• WHAT THE TASK ASKS
Substitute "x-axis-label" for every "x-tick-label" in everything from the start of the items down through the line containing "Annotate this image: element", and change nothing else. Omit the pictures from your answer.
— BEGIN EXTRACTED ENTRIES —
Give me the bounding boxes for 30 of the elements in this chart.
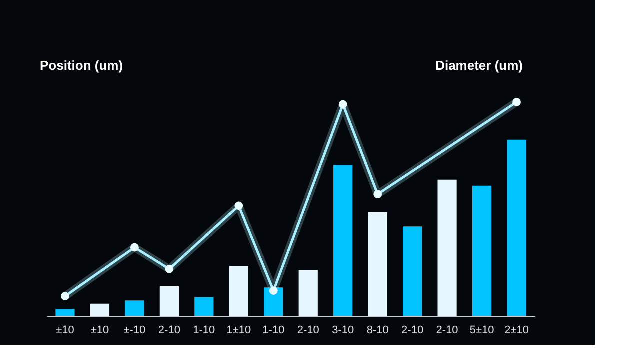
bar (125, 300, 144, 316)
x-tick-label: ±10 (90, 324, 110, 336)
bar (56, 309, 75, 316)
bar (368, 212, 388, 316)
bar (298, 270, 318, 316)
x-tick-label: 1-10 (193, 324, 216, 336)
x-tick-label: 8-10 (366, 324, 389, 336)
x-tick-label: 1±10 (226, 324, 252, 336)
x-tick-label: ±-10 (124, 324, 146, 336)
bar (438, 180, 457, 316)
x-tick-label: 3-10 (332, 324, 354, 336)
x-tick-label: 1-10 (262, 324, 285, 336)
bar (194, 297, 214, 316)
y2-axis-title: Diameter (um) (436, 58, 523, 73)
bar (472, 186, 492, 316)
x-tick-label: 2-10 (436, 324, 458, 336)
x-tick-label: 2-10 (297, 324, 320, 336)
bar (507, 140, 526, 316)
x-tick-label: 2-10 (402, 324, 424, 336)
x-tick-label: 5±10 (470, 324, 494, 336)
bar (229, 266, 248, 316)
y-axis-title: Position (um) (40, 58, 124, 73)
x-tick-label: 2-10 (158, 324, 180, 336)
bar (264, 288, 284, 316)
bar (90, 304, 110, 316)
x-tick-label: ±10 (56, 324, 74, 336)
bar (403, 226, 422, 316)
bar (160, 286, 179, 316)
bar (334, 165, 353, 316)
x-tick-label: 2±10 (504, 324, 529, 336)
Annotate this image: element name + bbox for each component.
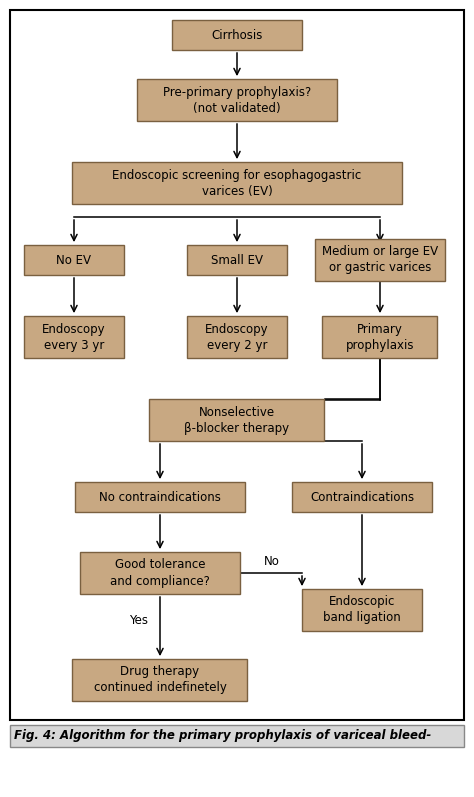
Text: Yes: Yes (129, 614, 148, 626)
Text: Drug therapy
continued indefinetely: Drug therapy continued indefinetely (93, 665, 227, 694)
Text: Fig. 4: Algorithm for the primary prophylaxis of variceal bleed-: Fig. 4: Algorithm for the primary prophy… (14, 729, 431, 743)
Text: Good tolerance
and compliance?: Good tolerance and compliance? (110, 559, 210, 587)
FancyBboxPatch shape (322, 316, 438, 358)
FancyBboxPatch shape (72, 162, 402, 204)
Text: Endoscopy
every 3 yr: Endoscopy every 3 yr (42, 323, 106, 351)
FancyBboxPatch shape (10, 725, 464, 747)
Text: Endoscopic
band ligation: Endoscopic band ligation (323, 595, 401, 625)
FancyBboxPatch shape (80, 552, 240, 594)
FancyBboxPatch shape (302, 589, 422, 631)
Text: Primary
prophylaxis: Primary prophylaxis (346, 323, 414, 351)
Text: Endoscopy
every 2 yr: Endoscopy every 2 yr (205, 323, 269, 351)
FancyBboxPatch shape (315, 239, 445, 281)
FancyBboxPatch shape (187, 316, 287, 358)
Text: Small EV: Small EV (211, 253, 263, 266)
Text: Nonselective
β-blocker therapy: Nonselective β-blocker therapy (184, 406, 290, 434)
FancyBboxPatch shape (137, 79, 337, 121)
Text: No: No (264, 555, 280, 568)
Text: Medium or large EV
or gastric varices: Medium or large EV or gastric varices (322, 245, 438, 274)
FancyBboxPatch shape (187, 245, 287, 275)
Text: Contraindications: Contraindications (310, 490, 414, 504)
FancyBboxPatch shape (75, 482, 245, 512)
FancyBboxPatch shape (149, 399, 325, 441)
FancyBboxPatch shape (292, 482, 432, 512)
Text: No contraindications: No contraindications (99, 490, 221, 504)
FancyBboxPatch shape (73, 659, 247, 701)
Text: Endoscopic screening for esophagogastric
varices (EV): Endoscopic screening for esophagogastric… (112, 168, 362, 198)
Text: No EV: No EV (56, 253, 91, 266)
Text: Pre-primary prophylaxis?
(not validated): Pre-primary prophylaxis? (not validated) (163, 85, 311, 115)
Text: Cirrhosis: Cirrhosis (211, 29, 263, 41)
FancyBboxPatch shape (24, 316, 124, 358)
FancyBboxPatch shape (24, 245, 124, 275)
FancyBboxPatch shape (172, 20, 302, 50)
— END EXTRACTED ENTRIES —
• EXERCISE SOLUTION
Give me the bounding boxes for 30 of the elements in this chart.
bar (125, 300, 144, 316)
x-axis-label: ±10 (90, 324, 110, 336)
bar (56, 309, 75, 316)
bar (368, 212, 388, 316)
bar (298, 270, 318, 316)
x-axis-label: 1-10 (193, 324, 216, 336)
x-axis-label: 8-10 (366, 324, 389, 336)
x-axis-label: 1±10 (226, 324, 252, 336)
x-axis-label: ±-10 (124, 324, 146, 336)
bar (438, 180, 457, 316)
x-axis-label: 3-10 (332, 324, 354, 336)
x-axis-label: 1-10 (262, 324, 285, 336)
bar (194, 297, 214, 316)
y2-axis-title: Diameter (um) (436, 58, 523, 73)
bar (472, 186, 492, 316)
x-axis-label: 2-10 (436, 324, 458, 336)
x-axis-label: 2-10 (297, 324, 320, 336)
bar (507, 140, 526, 316)
x-axis-label: 2-10 (402, 324, 424, 336)
x-axis-label: 5±10 (470, 324, 494, 336)
bar (229, 266, 248, 316)
y-axis-title: Position (um) (40, 58, 124, 73)
x-axis-label: 2-10 (158, 324, 180, 336)
bar (264, 288, 284, 316)
bar (90, 304, 110, 316)
x-axis-label: ±10 (56, 324, 74, 336)
bar (403, 226, 422, 316)
bar (160, 286, 179, 316)
bar (334, 165, 353, 316)
x-axis-label: 2±10 (504, 324, 529, 336)
Annotate this image: element name + bbox for each component.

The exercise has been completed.